The task
Output the material word for word. Leave each picture out.

Data for this task
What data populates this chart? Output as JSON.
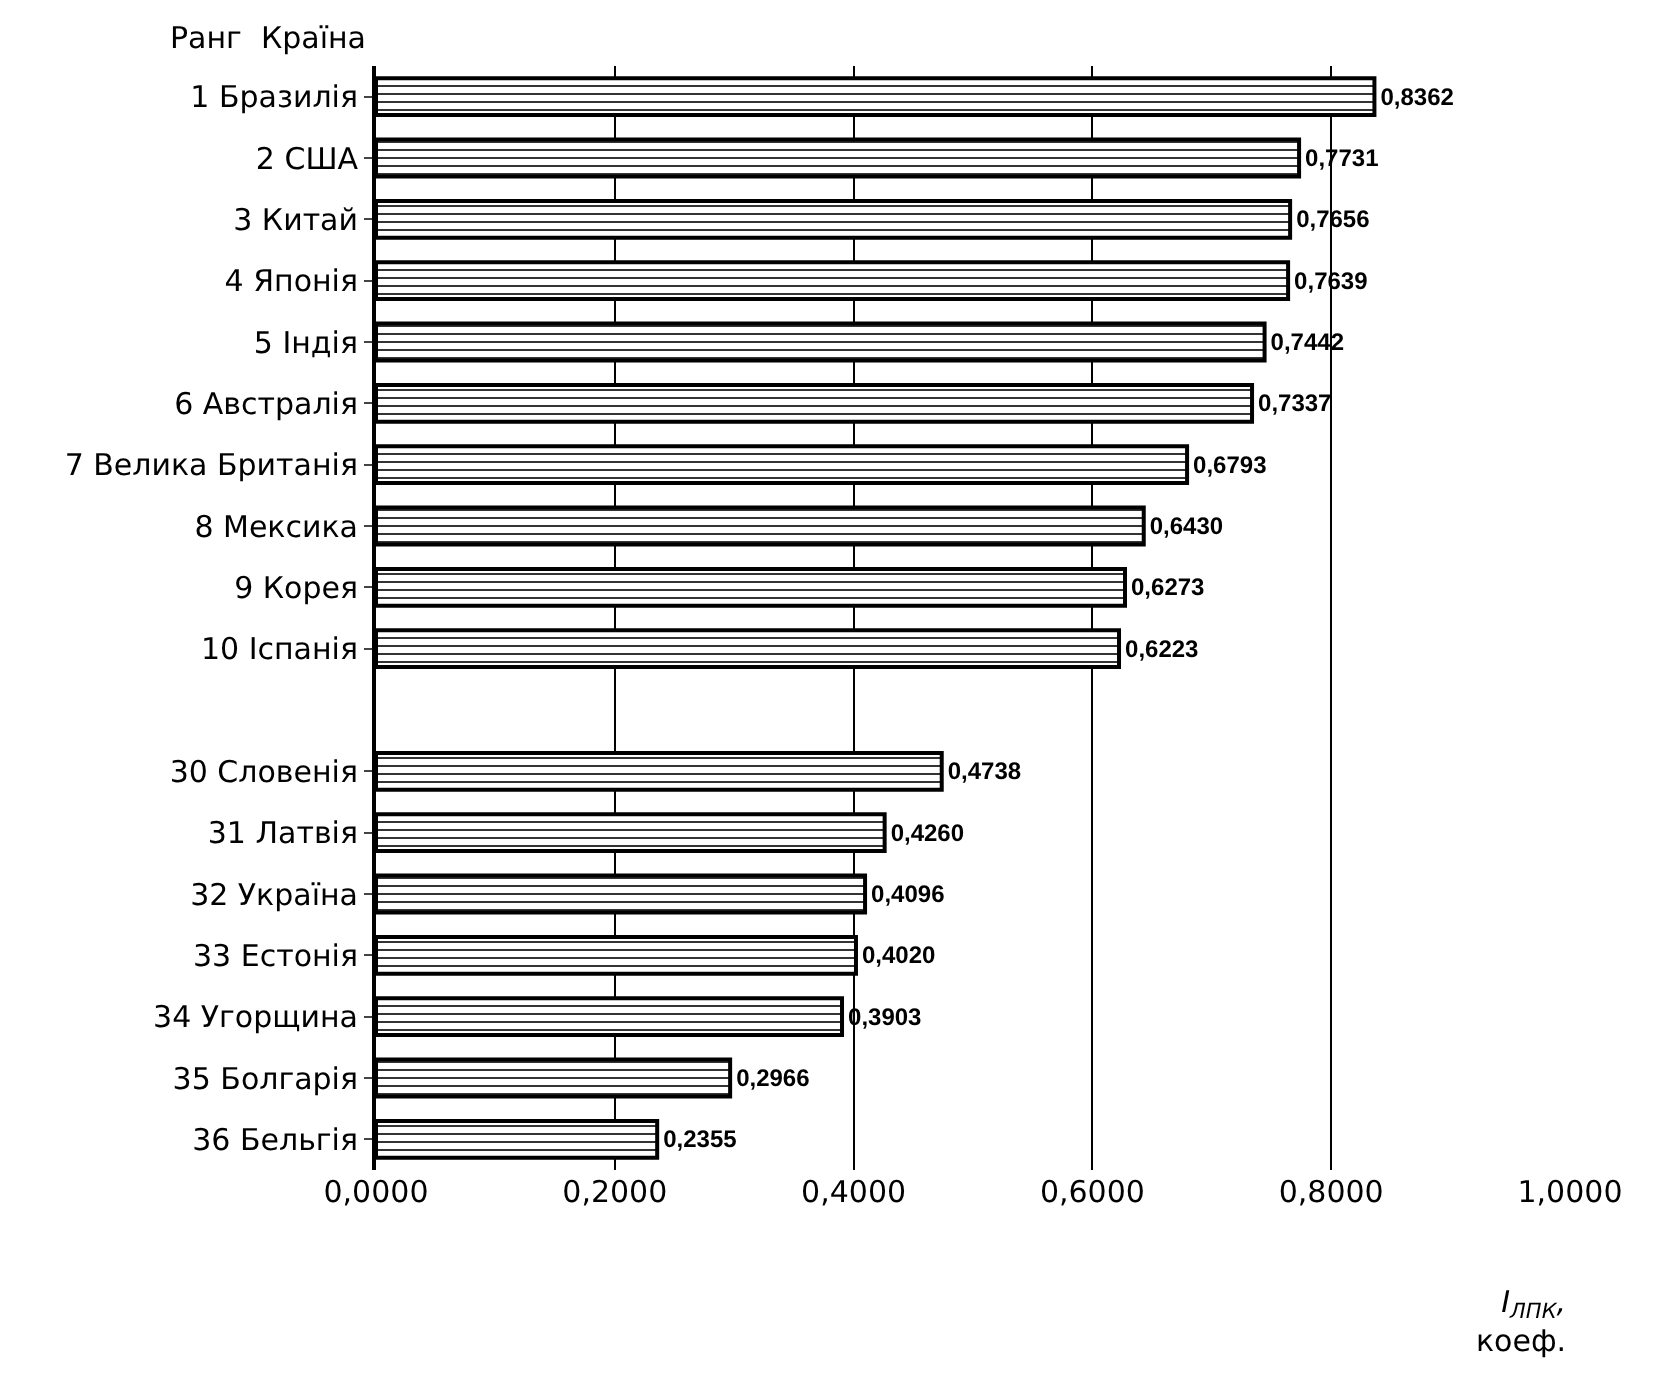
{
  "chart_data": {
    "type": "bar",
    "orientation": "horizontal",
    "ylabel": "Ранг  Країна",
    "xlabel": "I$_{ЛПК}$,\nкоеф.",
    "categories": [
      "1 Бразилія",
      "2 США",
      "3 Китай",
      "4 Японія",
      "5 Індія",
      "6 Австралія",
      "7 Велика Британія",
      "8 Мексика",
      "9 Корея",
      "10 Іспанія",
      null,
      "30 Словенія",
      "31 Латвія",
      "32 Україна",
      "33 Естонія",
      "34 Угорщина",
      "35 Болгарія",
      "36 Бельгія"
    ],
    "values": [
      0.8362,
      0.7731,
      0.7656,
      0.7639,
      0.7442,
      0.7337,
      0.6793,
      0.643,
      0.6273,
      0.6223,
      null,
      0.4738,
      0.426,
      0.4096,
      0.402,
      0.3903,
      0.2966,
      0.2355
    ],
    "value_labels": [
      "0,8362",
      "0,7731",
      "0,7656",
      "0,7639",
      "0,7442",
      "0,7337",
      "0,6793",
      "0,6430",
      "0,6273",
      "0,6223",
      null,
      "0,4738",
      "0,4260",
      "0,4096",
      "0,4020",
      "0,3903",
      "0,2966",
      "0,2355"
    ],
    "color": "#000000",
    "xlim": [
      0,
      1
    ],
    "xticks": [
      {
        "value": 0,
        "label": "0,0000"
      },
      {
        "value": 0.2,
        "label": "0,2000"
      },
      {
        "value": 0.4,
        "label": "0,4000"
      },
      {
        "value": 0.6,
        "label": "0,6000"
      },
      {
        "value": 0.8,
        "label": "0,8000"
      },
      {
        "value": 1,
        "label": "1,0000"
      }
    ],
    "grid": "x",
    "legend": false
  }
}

Exercise response
What data populates this chart? Output as JSON.
{
  "chart_data": {
    "type": "bar",
    "orientation": "horizontal",
    "ylabel": "Ранг  Країна",
    "xlabel": "I$_{ЛПК}$,\nкоеф.",
    "categories": [
      "1 Бразилія",
      "2 США",
      "3 Китай",
      "4 Японія",
      "5 Індія",
      "6 Австралія",
      "7 Велика Британія",
      "8 Мексика",
      "9 Корея",
      "10 Іспанія",
      null,
      "30 Словенія",
      "31 Латвія",
      "32 Україна",
      "33 Естонія",
      "34 Угорщина",
      "35 Болгарія",
      "36 Бельгія"
    ],
    "values": [
      0.8362,
      0.7731,
      0.7656,
      0.7639,
      0.7442,
      0.7337,
      0.6793,
      0.643,
      0.6273,
      0.6223,
      null,
      0.4738,
      0.426,
      0.4096,
      0.402,
      0.3903,
      0.2966,
      0.2355
    ],
    "value_labels": [
      "0,8362",
      "0,7731",
      "0,7656",
      "0,7639",
      "0,7442",
      "0,7337",
      "0,6793",
      "0,6430",
      "0,6273",
      "0,6223",
      null,
      "0,4738",
      "0,4260",
      "0,4096",
      "0,4020",
      "0,3903",
      "0,2966",
      "0,2355"
    ],
    "color": "#000000",
    "xlim": [
      0,
      1
    ],
    "xticks": [
      {
        "value": 0,
        "label": "0,0000"
      },
      {
        "value": 0.2,
        "label": "0,2000"
      },
      {
        "value": 0.4,
        "label": "0,4000"
      },
      {
        "value": 0.6,
        "label": "0,6000"
      },
      {
        "value": 0.8,
        "label": "0,8000"
      },
      {
        "value": 1,
        "label": "1,0000"
      }
    ],
    "grid": "x",
    "legend": false
  }
}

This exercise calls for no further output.